● **What is needed**
List each line holding the string "this".

● **Input rows**
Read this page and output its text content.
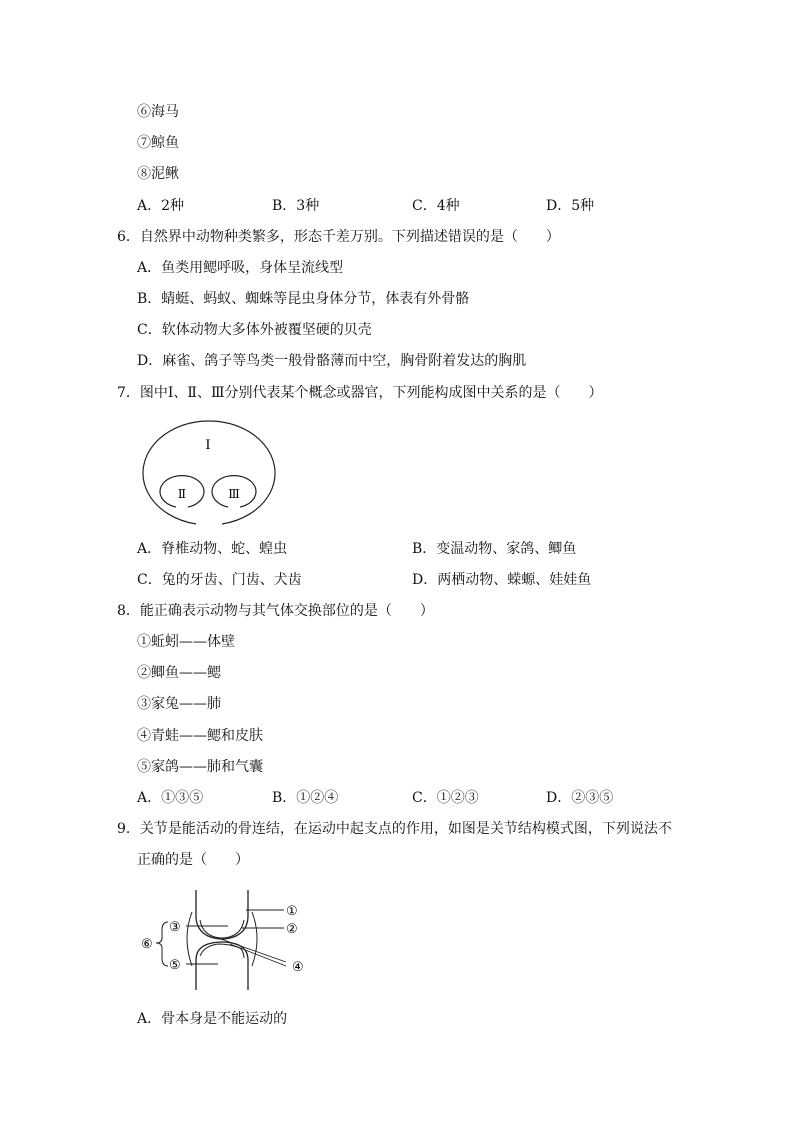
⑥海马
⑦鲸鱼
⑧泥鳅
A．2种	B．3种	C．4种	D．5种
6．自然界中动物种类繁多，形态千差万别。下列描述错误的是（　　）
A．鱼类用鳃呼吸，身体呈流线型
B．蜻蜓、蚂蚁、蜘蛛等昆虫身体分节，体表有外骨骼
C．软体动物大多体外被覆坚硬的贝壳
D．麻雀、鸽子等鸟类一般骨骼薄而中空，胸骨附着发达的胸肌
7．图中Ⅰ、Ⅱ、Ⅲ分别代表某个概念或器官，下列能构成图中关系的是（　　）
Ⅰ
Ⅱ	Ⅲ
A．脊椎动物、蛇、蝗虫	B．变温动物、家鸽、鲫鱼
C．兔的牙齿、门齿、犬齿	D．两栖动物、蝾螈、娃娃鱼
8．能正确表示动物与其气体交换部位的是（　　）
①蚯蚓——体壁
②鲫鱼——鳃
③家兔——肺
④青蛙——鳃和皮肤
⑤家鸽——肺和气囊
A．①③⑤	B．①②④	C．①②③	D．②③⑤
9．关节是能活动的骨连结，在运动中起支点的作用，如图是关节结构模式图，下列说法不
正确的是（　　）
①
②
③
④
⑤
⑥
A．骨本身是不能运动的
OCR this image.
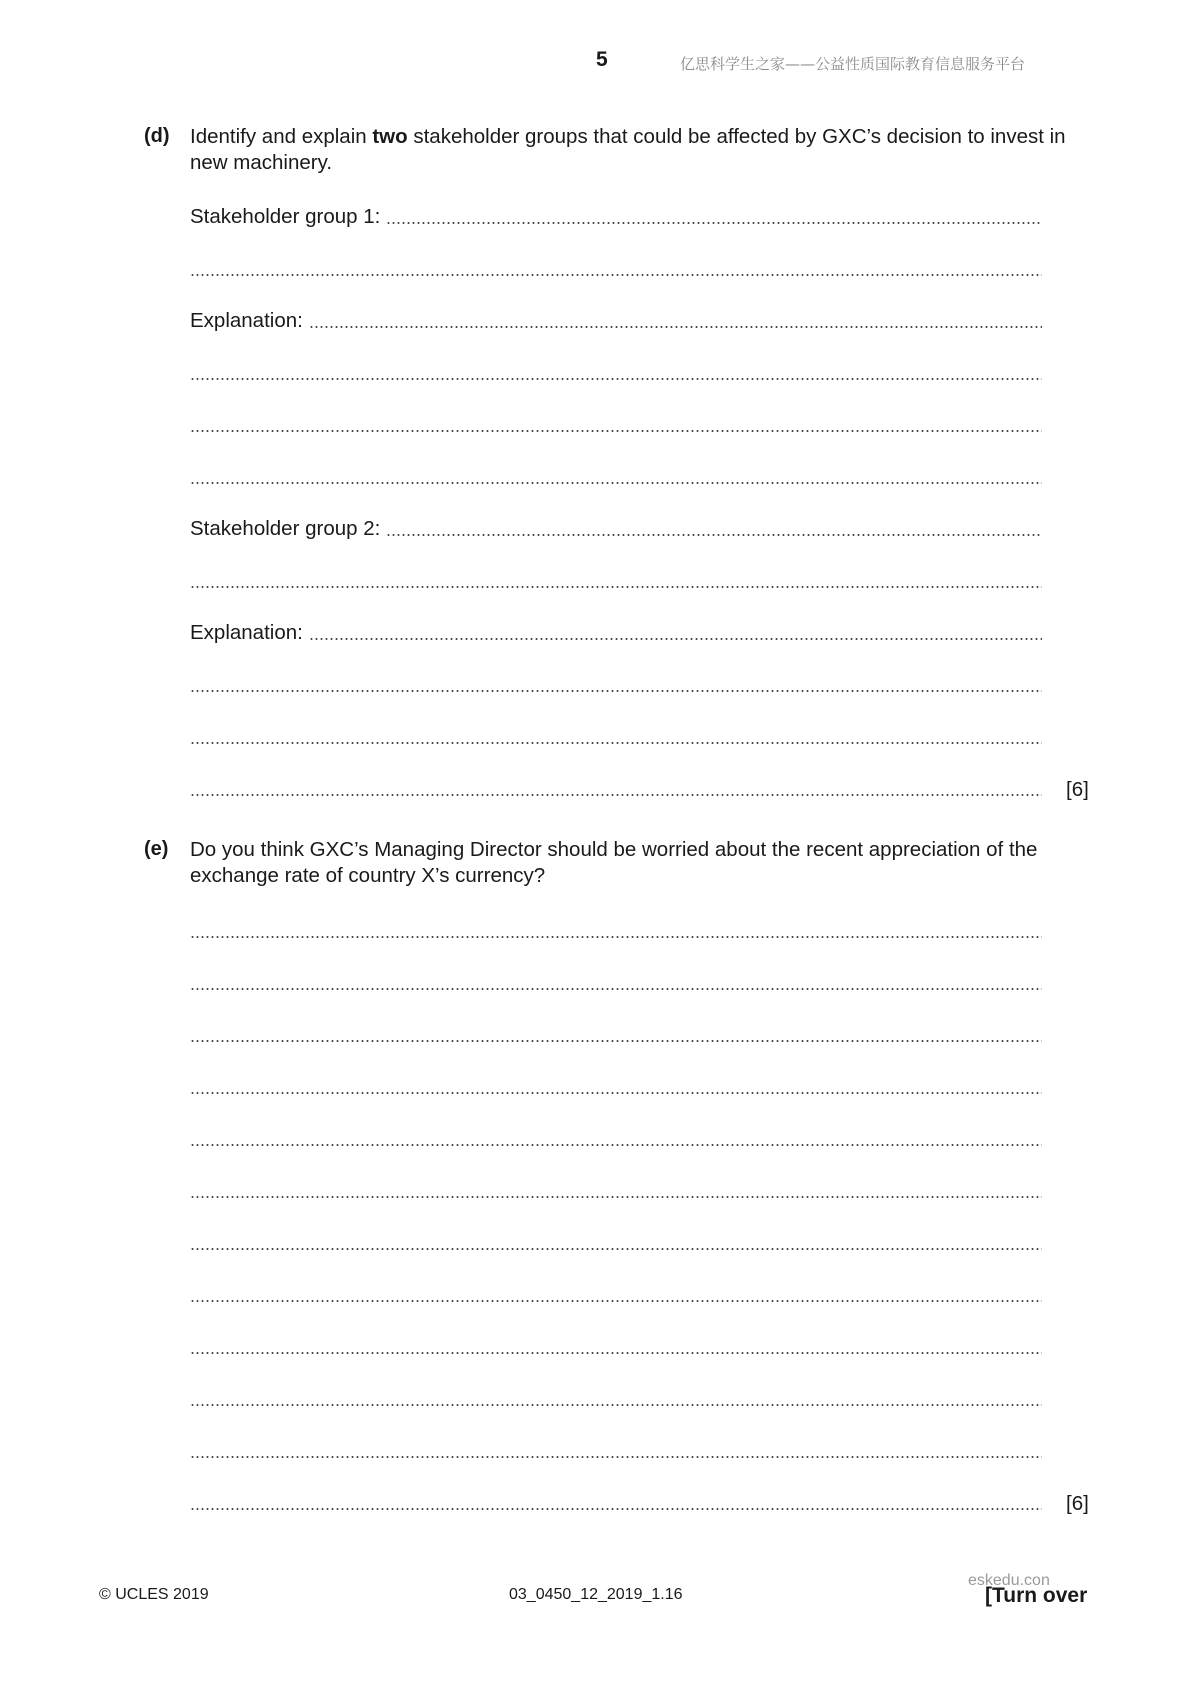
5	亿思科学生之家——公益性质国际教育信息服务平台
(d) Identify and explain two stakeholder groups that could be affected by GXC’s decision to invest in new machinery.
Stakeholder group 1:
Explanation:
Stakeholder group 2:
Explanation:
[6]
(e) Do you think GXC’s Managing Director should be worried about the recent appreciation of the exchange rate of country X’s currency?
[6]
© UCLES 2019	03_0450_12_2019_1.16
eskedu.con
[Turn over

● **Solution to the exercise**
Read this page and output its text content.
OCR this image.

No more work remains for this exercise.